What is the Relationship Between Imposter Syndrome and Depression?

By Elisha Lee | Aug 29, 2021

You’ve worked hard to be in your current position. Finally, you made it. But perhaps:

  • You feel like a fraud.
  • You feel like you are underserving of everything you have worked for.
  • You may feel like you aren’t smart enough
  • You may feel like you aren’t good enough
  • You think success is difficult to achieve
  • You think you are incompetent despite showing otherwise in your performance
  • You are afraid of not meeting other people’s expectations and letting them down
  • You feel like you are your past successes and hard work was due to luck
  • You feel uncomfortable receiving praise or congratulations
  • You are disappointed over your current accomplishments. You feel like you could have done better despite your accomplishment and doubt your success.
  • You put yourself in constant pressure to achieve better than you did before.

You may feel this way at your place of employment, but it can also affect other areas of life. It can affect anyone from athletes, scientists, or office workers. Those who are high achievers are more commonly known to experience Imposter Syndrome. These feelings of inadequacy can bring you to a place of feeling stressed, anxious, and depressed.

How Does Someone Experience Depression When Dealing with Imposter Syndrome?

++++++++++++++++++++

PROBLEM REQUIREMENTS
Write out the passage of the article on imposter syndrome and depression from "You’ve worked hard" to "have worked for.", word for word.

++++++++++++++++++++

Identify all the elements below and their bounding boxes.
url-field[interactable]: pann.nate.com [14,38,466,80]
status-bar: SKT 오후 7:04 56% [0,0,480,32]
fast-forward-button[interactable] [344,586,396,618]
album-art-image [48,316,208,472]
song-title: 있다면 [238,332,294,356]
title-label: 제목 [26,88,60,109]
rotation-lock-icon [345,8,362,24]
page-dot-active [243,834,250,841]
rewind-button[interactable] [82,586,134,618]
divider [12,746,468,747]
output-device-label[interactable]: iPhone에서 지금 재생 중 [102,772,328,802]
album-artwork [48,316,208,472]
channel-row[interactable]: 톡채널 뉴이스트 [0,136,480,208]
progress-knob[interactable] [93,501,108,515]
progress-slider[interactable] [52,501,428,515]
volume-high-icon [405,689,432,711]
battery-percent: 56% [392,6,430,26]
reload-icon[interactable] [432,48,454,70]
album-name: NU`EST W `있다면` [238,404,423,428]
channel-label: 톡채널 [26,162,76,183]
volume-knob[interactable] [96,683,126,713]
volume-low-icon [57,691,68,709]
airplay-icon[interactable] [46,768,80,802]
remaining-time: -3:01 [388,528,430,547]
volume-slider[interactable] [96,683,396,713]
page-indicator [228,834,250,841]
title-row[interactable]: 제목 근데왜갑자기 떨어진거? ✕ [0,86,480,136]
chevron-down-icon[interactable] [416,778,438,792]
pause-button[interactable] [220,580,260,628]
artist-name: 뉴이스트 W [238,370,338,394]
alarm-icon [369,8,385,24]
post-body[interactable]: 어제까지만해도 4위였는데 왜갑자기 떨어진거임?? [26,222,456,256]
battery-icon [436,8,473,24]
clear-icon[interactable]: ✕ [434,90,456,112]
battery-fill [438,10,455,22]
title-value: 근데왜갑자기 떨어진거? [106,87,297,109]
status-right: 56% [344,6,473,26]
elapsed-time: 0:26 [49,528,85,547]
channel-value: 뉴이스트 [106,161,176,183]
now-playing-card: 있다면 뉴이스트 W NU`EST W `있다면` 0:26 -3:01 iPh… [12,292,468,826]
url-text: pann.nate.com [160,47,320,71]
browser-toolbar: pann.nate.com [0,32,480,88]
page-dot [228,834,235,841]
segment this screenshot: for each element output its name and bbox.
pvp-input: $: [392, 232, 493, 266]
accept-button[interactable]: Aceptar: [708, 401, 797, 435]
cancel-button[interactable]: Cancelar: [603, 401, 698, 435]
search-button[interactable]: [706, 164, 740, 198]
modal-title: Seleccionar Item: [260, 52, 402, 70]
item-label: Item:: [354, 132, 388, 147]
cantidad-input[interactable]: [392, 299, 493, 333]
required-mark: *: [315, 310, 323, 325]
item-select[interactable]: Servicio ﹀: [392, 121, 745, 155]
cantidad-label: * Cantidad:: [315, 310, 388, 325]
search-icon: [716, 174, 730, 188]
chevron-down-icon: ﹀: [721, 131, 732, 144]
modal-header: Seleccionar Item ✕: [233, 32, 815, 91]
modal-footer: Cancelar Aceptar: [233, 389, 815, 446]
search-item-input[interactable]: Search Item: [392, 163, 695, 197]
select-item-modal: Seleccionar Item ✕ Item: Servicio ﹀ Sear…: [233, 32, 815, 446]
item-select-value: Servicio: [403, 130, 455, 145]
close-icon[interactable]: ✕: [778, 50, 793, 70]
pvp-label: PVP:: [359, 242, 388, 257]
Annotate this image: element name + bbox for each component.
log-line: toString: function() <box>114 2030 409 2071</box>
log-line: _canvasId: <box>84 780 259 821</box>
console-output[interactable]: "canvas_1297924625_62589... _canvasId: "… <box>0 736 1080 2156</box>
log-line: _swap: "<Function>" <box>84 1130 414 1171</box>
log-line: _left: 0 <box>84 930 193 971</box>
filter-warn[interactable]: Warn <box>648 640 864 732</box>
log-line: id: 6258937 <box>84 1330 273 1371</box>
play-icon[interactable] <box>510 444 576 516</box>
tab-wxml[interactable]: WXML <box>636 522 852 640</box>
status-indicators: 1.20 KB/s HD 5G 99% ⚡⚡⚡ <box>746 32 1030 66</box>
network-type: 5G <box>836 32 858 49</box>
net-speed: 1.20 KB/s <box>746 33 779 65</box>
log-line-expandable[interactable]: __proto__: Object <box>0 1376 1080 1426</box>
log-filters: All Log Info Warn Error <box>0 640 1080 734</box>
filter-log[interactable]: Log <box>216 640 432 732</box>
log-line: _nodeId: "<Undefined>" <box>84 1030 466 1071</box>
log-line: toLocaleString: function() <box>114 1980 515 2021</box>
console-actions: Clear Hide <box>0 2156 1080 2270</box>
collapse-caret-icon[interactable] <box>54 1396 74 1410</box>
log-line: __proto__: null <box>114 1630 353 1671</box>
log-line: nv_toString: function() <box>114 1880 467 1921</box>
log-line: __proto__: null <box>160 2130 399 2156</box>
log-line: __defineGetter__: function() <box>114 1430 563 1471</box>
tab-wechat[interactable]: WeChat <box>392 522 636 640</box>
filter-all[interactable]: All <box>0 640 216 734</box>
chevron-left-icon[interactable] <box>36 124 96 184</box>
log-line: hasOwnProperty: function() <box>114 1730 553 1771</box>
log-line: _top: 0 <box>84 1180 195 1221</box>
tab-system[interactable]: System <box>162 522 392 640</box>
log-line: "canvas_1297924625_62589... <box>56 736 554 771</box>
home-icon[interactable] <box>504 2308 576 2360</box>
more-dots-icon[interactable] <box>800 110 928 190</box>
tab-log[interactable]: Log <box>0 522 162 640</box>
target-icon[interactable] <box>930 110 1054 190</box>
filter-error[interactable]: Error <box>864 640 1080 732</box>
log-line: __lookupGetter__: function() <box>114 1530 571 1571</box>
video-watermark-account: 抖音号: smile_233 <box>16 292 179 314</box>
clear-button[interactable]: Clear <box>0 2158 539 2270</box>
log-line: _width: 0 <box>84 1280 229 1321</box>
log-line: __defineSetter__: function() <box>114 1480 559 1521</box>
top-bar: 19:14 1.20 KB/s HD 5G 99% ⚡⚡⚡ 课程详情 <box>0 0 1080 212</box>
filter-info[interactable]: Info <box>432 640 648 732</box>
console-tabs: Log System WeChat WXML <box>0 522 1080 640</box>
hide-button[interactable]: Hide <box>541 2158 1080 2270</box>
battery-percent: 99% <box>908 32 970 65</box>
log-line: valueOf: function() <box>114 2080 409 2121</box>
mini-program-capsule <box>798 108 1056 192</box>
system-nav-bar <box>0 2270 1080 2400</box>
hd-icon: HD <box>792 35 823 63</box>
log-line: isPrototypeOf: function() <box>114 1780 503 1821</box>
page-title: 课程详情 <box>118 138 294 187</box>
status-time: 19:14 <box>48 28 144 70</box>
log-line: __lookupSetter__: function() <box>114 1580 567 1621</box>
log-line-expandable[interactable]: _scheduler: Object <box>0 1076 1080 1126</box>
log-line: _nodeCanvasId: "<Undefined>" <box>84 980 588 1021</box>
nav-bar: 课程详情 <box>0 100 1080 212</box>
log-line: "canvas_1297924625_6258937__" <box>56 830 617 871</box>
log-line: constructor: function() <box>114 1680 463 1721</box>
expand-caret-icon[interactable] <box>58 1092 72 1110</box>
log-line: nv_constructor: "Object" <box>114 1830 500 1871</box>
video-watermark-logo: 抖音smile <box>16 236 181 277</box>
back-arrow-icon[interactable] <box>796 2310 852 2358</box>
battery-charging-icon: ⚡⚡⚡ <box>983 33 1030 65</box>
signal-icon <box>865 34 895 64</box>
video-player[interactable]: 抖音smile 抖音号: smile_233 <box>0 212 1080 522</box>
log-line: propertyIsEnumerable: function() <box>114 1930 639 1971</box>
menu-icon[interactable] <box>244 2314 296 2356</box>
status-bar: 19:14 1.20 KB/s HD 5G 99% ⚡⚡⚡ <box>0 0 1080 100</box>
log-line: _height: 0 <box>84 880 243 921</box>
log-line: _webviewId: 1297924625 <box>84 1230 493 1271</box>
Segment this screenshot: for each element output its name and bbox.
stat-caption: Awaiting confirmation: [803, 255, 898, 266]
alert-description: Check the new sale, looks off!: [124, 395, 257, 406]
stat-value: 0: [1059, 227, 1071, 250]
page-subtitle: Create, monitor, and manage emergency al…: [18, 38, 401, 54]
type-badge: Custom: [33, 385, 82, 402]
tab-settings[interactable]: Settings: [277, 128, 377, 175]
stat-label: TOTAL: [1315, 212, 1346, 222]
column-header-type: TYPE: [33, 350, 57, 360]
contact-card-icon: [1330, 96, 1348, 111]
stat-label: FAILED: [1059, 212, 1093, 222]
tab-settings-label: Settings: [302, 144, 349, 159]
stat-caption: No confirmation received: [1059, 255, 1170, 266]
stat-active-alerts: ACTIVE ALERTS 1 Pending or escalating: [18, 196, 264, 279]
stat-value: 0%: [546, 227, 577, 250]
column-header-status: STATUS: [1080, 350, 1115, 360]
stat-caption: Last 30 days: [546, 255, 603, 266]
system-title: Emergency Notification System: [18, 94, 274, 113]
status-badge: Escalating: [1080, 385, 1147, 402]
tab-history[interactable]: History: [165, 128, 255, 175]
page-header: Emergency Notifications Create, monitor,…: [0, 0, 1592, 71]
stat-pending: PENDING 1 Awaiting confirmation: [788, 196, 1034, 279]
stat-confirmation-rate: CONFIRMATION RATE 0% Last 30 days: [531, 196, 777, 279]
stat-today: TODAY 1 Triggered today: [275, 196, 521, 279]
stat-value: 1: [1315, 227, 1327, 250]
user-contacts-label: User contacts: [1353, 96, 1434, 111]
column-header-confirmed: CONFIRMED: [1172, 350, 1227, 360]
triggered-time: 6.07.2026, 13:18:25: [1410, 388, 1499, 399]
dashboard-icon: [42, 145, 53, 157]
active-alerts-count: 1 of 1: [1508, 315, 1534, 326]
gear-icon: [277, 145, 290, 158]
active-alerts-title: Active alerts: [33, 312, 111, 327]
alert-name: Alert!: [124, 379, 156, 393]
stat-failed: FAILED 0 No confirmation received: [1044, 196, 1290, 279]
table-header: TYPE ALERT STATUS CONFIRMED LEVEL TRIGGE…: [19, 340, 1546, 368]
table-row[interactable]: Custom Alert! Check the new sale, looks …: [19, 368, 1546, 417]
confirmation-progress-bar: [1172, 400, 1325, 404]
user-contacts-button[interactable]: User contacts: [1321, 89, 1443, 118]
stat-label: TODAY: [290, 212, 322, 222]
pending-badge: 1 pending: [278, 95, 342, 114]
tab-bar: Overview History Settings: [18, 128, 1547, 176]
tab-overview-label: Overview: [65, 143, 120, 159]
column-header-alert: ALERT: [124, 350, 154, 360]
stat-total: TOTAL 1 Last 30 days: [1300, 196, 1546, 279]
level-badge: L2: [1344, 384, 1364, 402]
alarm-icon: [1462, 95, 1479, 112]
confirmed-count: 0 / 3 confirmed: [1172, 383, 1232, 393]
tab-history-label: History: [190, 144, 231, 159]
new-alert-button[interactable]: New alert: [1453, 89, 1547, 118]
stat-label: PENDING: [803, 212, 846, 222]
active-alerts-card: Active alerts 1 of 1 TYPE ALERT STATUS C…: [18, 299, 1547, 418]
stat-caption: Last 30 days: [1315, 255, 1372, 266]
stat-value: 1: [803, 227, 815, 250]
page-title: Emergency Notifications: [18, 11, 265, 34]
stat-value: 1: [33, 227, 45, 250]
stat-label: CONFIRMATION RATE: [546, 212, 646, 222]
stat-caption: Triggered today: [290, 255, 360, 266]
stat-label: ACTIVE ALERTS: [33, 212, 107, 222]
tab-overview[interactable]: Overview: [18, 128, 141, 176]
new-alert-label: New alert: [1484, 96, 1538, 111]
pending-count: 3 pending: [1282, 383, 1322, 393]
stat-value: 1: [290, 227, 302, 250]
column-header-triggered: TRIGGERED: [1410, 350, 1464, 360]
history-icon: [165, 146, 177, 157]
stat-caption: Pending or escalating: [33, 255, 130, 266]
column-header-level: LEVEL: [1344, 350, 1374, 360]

++++++++++++++++++++

PROBLEM SOLUTION
You’ve worked hard to be in your current position. Finally, you made it. But perhaps:

  • You feel like a fraud.
  • You feel like you are underserving of everything you have worked for.